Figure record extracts
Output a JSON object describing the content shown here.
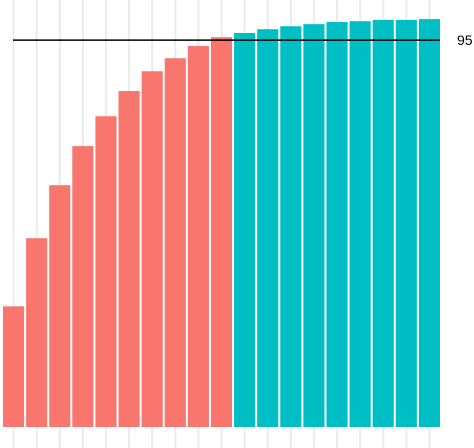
{
  "chart_data": {
    "type": "bar",
    "categories": [
      null,
      null,
      null,
      null,
      null,
      null,
      null,
      null,
      null,
      null,
      null,
      null,
      null,
      null,
      null,
      null,
      null,
      null,
      null
    ],
    "series": [
      {
        "color": "#F8766D",
        "values": [
          31.7,
          47.9,
          60.5,
          69.8,
          76.9,
          82.9,
          87.6,
          90.7,
          93.6,
          95.7,
          null,
          null,
          null,
          null,
          null,
          null,
          null,
          null,
          null
        ]
      },
      {
        "color": "#00BFC4",
        "values": [
          null,
          null,
          null,
          null,
          null,
          null,
          null,
          null,
          null,
          null,
          96.7,
          97.6,
          98.3,
          98.8,
          99.3,
          99.5,
          99.8,
          99.8,
          100
        ]
      }
    ],
    "ylim": [
      3,
      100.5
    ],
    "hline": 95,
    "grid": true
  }
}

REQUEST: Copy every record character for character. Skip the pictures.

SOLUTION FOR THIS PROBLEM:
Output a JSON object describing the content shown here.
{
  "chart_data": {
    "type": "bar",
    "categories": [
      null,
      null,
      null,
      null,
      null,
      null,
      null,
      null,
      null,
      null,
      null,
      null,
      null,
      null,
      null,
      null,
      null,
      null,
      null
    ],
    "series": [
      {
        "color": "#F8766D",
        "values": [
          31.7,
          47.9,
          60.5,
          69.8,
          76.9,
          82.9,
          87.6,
          90.7,
          93.6,
          95.7,
          null,
          null,
          null,
          null,
          null,
          null,
          null,
          null,
          null
        ]
      },
      {
        "color": "#00BFC4",
        "values": [
          null,
          null,
          null,
          null,
          null,
          null,
          null,
          null,
          null,
          null,
          96.7,
          97.6,
          98.3,
          98.8,
          99.3,
          99.5,
          99.8,
          99.8,
          100
        ]
      }
    ],
    "ylim": [
      3,
      100.5
    ],
    "hline": 95,
    "grid": true
  }
}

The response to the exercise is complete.